DIRECTIVE ::
Copy out every line of the records where the string "plus" occurs.

DATASET EXCERPTS ::
—————

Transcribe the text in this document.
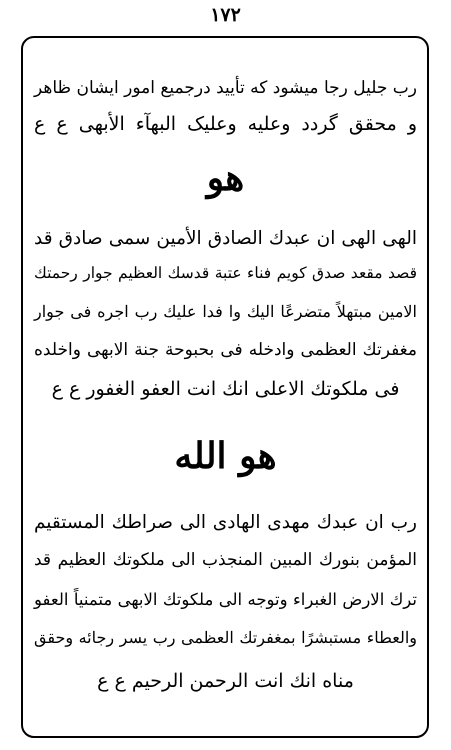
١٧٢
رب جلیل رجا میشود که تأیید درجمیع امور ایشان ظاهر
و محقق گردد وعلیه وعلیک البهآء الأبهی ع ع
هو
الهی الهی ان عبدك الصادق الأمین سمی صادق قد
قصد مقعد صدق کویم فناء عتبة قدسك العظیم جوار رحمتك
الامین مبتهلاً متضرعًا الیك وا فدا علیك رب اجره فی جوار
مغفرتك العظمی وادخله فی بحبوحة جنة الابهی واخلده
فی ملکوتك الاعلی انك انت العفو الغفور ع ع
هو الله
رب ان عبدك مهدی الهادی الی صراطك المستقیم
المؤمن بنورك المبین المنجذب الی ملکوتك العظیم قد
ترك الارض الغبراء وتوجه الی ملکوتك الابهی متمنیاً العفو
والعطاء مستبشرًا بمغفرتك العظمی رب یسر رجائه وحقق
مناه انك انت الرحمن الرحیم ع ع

—————

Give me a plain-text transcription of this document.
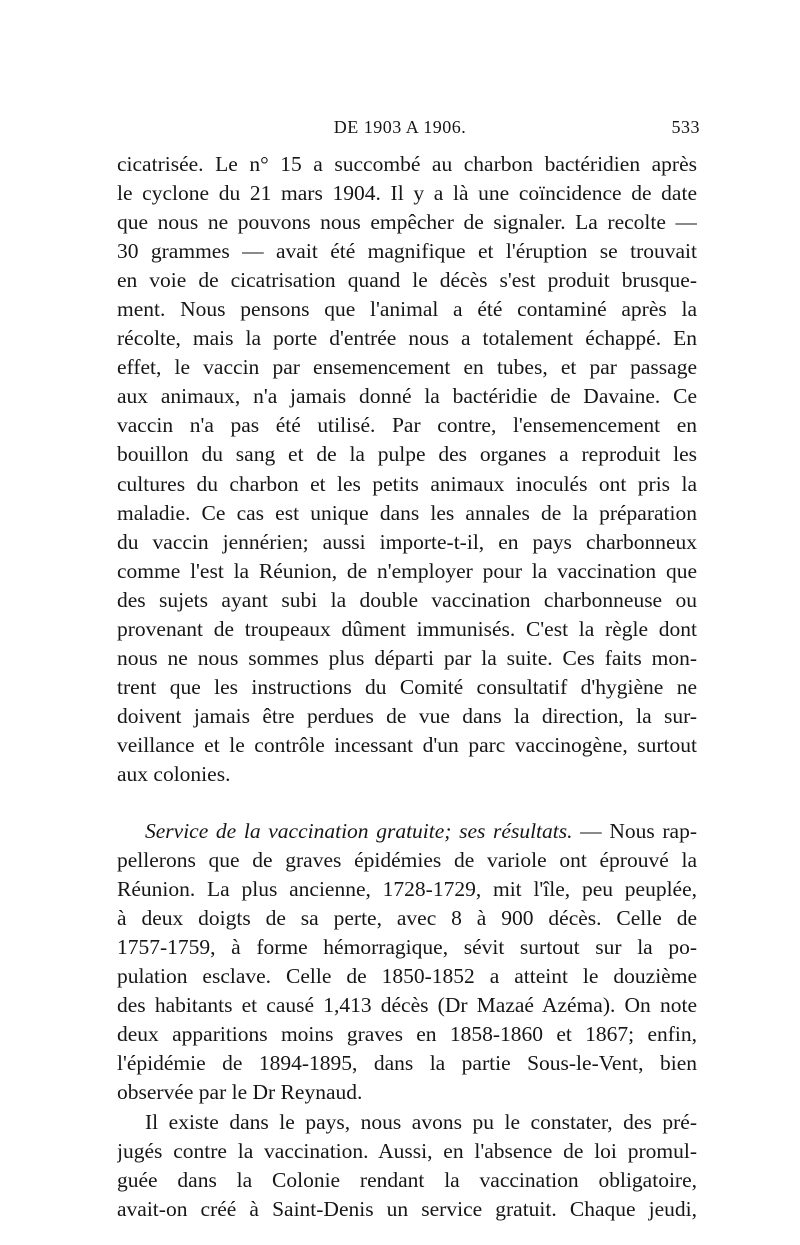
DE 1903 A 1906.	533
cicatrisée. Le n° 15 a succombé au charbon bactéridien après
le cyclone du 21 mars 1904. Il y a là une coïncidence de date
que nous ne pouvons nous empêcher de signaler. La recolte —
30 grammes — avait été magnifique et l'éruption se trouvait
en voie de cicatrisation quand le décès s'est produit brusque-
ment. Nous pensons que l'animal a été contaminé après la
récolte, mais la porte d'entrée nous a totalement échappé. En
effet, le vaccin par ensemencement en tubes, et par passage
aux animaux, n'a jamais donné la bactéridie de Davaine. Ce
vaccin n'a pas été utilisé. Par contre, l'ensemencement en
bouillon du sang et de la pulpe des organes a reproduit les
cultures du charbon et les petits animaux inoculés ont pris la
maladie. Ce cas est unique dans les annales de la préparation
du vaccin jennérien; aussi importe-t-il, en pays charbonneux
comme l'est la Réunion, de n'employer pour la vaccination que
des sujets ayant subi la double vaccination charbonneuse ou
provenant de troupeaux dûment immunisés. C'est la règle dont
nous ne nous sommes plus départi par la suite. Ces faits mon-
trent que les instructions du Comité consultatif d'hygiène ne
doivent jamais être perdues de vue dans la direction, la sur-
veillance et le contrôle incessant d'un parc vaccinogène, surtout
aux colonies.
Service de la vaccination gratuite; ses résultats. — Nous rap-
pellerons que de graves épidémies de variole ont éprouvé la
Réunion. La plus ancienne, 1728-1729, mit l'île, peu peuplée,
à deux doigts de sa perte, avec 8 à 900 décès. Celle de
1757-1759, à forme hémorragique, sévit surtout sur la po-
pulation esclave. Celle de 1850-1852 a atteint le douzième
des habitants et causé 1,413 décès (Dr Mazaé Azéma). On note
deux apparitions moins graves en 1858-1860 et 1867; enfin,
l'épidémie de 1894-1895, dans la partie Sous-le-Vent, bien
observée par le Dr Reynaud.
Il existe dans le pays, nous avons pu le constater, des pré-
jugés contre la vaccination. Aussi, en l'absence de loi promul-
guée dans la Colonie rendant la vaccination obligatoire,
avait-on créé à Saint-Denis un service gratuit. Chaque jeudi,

—————

EXPECTED OUTPUT ::
nous ne nous sommes plus départi par la suite. Ces faits mon-
Réunion. La plus ancienne, 1728-1729, mit l'île, peu peuplée,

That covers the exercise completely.